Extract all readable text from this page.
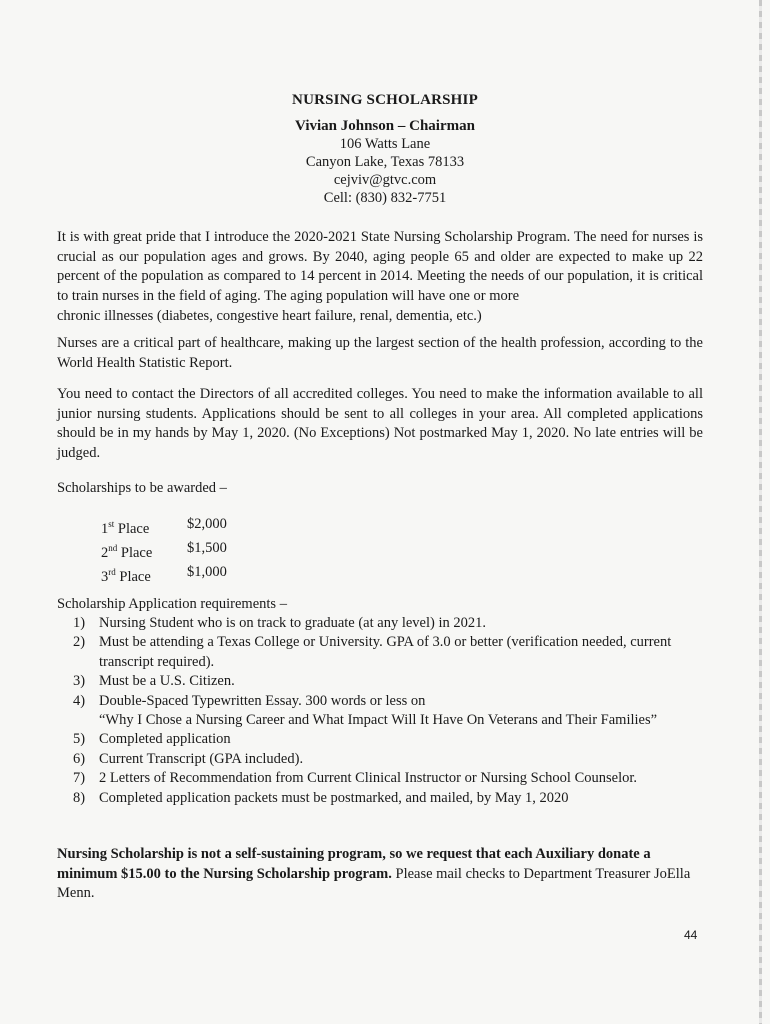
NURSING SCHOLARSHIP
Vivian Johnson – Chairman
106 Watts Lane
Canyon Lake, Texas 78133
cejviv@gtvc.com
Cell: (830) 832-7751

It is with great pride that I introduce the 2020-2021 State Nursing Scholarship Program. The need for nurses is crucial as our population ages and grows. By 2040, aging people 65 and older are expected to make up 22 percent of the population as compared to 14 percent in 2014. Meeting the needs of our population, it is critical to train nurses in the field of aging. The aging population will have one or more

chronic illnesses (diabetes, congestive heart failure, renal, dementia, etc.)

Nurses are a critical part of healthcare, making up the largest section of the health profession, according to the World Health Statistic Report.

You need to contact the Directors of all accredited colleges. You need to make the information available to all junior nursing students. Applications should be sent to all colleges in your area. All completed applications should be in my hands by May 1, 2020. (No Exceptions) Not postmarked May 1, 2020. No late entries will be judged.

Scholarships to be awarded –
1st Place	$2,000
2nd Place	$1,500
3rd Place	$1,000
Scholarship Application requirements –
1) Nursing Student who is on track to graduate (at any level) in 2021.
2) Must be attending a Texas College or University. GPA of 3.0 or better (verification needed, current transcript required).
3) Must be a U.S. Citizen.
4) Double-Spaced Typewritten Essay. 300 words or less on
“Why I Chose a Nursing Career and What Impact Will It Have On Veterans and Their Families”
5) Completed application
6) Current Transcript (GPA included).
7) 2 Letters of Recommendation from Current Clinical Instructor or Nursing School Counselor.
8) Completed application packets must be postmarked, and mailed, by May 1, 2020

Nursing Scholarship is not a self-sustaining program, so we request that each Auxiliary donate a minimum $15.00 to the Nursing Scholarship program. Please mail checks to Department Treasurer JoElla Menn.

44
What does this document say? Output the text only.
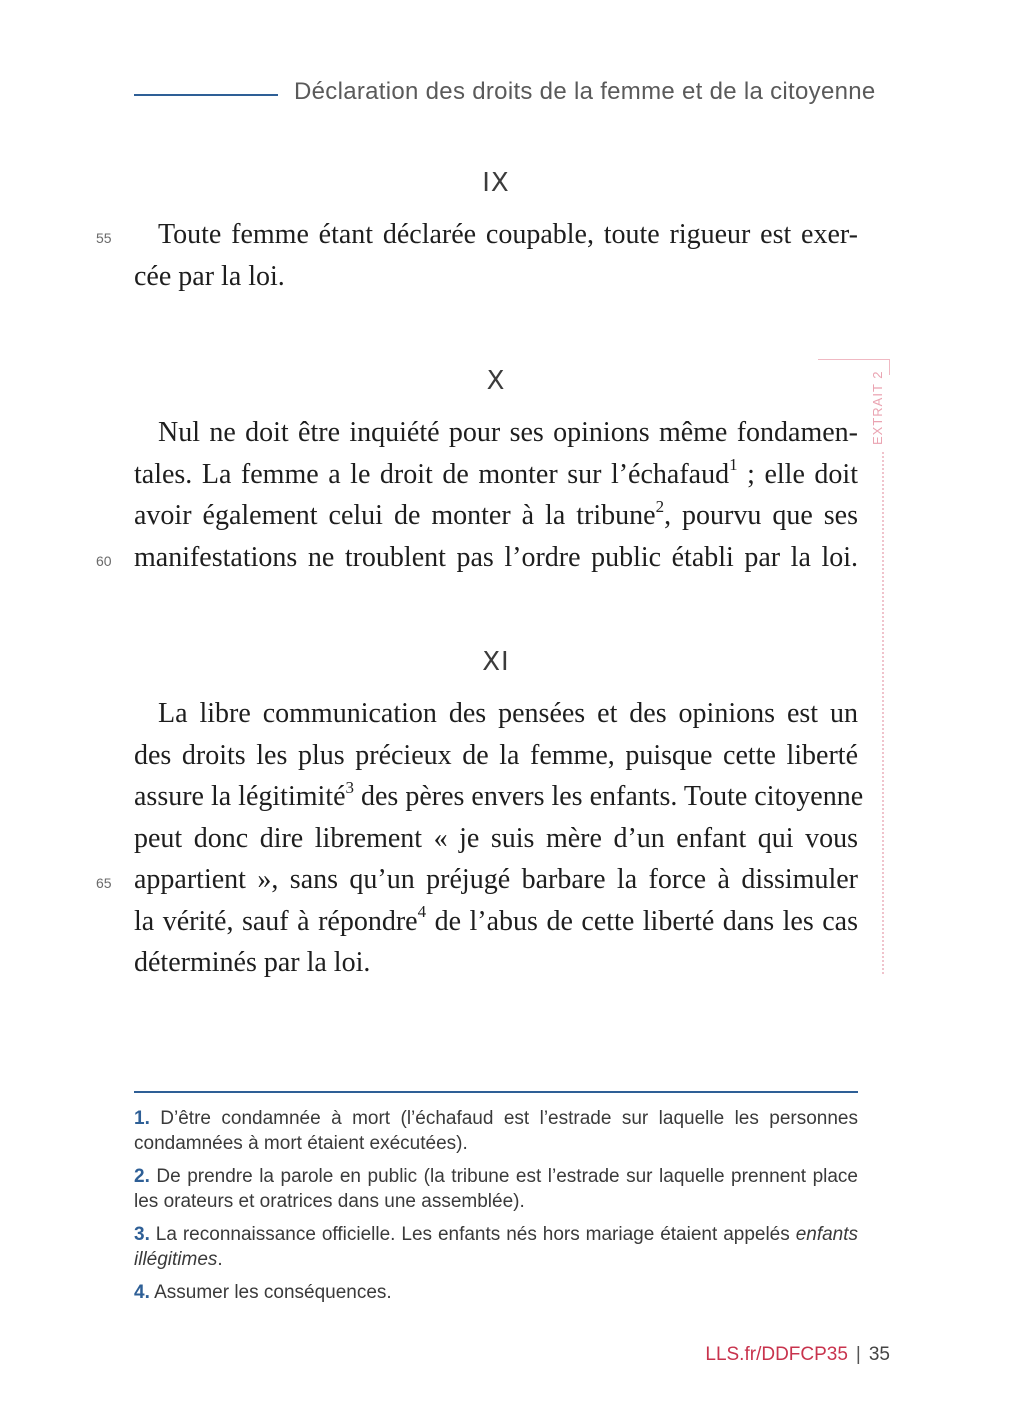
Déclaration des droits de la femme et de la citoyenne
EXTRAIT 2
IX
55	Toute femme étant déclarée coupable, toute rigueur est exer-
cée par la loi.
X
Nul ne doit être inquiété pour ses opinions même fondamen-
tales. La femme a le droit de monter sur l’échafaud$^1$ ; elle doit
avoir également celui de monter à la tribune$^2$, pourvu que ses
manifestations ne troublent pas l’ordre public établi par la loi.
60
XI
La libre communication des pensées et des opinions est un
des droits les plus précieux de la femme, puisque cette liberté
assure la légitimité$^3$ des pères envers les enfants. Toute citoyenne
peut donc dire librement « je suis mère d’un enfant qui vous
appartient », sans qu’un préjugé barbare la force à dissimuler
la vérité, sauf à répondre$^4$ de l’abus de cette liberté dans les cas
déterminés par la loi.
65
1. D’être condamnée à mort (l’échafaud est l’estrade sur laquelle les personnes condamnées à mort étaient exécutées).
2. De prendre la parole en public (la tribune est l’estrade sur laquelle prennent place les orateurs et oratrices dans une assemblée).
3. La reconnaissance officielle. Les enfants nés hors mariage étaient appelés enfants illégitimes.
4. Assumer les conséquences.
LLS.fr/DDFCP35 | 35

§ **Goal of the exercise**:
Repeat the line containing "What does this" and every line after it up to the end of the material above, exactly as they stand, minus the pictures.

§ **Exercise response**:
What does this document say? Output the text only.
Déclaration des droits de la femme et de la citoyenne
EXTRAIT 2
IX
55	Toute femme étant déclarée coupable, toute rigueur est exer-
cée par la loi.
X
Nul ne doit être inquiété pour ses opinions même fondamen-
tales. La femme a le droit de monter sur l’échafaud$^1$ ; elle doit
avoir également celui de monter à la tribune$^2$, pourvu que ses
manifestations ne troublent pas l’ordre public établi par la loi.
60
XI
La libre communication des pensées et des opinions est un
des droits les plus précieux de la femme, puisque cette liberté
assure la légitimité$^3$ des pères envers les enfants. Toute citoyenne
peut donc dire librement « je suis mère d’un enfant qui vous
appartient », sans qu’un préjugé barbare la force à dissimuler
la vérité, sauf à répondre$^4$ de l’abus de cette liberté dans les cas
déterminés par la loi.
65
1. D’être condamnée à mort (l’échafaud est l’estrade sur laquelle les personnes condamnées à mort étaient exécutées).
2. De prendre la parole en public (la tribune est l’estrade sur laquelle prennent place les orateurs et oratrices dans une assemblée).
3. La reconnaissance officielle. Les enfants nés hors mariage étaient appelés enfants illégitimes.
4. Assumer les conséquences.
LLS.fr/DDFCP35 | 35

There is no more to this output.